**Set problem**
Filter the lines below, copying only those with the string "Wasted".

**Records provided**
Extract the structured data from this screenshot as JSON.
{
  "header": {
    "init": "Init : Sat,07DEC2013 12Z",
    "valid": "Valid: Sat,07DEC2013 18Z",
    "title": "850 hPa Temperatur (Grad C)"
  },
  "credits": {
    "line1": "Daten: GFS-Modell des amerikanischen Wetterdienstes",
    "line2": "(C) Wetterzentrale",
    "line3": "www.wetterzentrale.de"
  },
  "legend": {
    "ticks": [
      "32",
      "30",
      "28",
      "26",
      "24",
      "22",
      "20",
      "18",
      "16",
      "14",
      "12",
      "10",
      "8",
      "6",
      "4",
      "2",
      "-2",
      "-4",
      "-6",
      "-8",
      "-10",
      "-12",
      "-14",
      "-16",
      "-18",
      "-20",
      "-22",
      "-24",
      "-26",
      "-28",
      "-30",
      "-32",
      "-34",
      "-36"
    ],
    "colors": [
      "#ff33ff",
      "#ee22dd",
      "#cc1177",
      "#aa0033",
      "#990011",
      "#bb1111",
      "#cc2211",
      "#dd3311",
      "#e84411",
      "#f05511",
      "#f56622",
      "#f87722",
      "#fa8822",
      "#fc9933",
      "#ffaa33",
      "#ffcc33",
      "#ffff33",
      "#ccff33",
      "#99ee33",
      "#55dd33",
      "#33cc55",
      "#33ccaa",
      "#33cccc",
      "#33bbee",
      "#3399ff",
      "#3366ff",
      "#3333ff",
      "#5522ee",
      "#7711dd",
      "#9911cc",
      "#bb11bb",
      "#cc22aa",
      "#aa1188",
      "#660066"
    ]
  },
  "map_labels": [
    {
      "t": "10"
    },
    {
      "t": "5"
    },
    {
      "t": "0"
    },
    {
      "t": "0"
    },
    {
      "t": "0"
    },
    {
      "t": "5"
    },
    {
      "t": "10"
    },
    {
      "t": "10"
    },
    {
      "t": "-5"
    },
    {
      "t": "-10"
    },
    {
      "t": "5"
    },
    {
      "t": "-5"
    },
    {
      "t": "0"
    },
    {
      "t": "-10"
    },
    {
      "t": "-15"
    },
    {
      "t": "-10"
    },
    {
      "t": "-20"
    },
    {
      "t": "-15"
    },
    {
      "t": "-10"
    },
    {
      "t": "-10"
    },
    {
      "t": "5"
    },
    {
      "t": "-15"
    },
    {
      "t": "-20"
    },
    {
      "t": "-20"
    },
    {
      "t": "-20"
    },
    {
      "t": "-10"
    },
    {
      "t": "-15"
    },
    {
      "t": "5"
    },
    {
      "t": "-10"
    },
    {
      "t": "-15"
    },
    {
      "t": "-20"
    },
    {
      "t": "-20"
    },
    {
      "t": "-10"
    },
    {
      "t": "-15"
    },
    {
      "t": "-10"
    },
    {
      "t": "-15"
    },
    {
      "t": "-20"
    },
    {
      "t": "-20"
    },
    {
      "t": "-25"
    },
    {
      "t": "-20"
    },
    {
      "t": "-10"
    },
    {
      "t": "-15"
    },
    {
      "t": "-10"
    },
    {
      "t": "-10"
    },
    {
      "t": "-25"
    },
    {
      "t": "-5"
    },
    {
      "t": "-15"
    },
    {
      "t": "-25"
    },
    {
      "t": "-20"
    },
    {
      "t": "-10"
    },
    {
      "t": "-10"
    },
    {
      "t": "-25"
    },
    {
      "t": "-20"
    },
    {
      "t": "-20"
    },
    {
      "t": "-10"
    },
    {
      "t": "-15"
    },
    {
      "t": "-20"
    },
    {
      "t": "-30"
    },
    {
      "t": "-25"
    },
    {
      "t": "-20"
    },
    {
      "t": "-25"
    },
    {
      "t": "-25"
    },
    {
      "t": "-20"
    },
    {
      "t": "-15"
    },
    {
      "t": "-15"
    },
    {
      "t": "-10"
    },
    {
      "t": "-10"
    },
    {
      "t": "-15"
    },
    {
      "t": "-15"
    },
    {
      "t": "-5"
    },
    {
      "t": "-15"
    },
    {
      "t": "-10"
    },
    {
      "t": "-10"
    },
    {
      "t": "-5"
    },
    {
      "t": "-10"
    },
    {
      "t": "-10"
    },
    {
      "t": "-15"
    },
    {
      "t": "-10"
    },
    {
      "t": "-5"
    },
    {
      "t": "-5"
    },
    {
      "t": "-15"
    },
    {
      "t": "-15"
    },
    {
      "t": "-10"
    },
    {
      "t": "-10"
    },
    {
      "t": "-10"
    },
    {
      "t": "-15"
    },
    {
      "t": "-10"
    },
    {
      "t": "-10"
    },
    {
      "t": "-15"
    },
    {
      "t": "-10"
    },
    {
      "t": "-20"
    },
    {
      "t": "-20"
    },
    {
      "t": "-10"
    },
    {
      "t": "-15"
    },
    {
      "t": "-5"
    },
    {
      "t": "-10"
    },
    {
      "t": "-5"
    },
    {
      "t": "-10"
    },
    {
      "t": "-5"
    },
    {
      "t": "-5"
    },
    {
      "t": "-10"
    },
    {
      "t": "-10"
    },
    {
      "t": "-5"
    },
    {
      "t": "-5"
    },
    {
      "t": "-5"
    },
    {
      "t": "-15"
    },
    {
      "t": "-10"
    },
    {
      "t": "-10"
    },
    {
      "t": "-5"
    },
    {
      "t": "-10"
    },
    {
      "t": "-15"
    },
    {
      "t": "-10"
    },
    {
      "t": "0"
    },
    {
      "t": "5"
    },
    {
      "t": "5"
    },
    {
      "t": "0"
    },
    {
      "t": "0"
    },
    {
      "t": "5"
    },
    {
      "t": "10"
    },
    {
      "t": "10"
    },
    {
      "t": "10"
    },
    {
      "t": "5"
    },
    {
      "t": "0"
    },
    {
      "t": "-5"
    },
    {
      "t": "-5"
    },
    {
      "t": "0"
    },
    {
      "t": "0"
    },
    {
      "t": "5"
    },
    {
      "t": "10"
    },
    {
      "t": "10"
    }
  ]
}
* * *
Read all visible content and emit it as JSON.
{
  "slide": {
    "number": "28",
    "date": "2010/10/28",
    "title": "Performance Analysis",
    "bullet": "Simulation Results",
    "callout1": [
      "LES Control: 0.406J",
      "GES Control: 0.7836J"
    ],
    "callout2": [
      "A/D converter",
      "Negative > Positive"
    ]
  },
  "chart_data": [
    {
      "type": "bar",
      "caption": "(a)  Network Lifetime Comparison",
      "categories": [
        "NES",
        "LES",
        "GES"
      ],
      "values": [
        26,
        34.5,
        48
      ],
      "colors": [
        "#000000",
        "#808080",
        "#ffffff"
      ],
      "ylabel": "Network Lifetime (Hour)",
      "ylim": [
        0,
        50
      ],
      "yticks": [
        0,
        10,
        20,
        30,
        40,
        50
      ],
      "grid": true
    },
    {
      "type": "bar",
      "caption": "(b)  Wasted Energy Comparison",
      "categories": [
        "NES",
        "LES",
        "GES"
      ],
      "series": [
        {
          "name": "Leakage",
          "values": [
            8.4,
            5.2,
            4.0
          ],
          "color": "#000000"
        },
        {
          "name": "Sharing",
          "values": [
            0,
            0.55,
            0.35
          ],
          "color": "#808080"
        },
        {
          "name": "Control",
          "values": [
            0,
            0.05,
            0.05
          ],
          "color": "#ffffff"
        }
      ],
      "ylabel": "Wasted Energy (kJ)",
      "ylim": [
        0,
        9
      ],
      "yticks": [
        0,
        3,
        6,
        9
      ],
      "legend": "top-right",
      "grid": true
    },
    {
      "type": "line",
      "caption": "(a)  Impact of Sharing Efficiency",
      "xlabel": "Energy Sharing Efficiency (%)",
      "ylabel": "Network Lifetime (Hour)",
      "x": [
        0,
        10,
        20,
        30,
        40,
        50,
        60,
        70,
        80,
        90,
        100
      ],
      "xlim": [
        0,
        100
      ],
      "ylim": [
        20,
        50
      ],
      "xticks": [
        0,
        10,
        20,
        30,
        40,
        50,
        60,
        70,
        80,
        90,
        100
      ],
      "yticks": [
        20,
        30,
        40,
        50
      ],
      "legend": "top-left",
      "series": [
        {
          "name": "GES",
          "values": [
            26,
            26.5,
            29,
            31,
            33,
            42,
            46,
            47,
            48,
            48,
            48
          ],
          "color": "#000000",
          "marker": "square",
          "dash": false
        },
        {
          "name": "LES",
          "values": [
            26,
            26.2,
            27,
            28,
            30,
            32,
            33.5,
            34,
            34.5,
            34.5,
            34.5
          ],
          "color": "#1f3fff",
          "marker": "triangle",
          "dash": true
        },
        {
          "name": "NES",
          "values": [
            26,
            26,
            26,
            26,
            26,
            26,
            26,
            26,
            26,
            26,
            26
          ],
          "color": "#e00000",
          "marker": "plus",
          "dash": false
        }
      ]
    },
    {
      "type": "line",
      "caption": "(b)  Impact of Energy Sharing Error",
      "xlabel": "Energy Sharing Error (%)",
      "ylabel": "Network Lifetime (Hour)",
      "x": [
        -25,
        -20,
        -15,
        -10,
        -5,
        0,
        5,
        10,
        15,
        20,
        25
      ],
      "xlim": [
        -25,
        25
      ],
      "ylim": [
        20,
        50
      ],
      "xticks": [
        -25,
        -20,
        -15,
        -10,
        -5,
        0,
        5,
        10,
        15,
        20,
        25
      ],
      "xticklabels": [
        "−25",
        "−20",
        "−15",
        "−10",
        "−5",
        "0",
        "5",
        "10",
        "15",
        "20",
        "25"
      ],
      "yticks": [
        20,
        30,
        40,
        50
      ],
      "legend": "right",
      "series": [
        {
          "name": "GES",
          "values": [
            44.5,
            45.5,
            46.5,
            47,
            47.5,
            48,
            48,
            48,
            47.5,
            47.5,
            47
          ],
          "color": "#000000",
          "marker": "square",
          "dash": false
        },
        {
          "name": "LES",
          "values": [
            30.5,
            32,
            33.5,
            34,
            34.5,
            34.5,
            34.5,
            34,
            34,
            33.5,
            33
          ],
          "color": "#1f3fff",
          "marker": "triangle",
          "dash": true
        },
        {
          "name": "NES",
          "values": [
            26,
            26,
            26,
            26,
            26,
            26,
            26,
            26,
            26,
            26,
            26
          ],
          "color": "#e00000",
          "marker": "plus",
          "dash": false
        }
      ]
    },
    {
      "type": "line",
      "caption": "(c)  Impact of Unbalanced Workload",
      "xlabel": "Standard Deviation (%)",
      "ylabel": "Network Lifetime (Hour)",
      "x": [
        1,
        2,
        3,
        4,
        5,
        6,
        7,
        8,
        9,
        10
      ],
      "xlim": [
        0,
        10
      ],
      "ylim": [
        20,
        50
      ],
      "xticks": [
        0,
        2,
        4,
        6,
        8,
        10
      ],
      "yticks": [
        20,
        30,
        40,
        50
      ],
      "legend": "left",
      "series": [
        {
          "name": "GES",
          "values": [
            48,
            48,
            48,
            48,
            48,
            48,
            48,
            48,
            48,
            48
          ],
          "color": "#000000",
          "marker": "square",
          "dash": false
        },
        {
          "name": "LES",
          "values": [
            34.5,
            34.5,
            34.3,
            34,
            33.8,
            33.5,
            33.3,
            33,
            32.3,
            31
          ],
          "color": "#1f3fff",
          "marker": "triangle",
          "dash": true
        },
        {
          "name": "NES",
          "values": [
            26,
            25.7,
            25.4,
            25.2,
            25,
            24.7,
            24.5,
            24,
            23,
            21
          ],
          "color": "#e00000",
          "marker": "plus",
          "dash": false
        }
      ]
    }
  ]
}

**Final result**
      "caption": "(b)  Wasted Energy Comparison",
      "ylabel": "Wasted Energy (kJ)",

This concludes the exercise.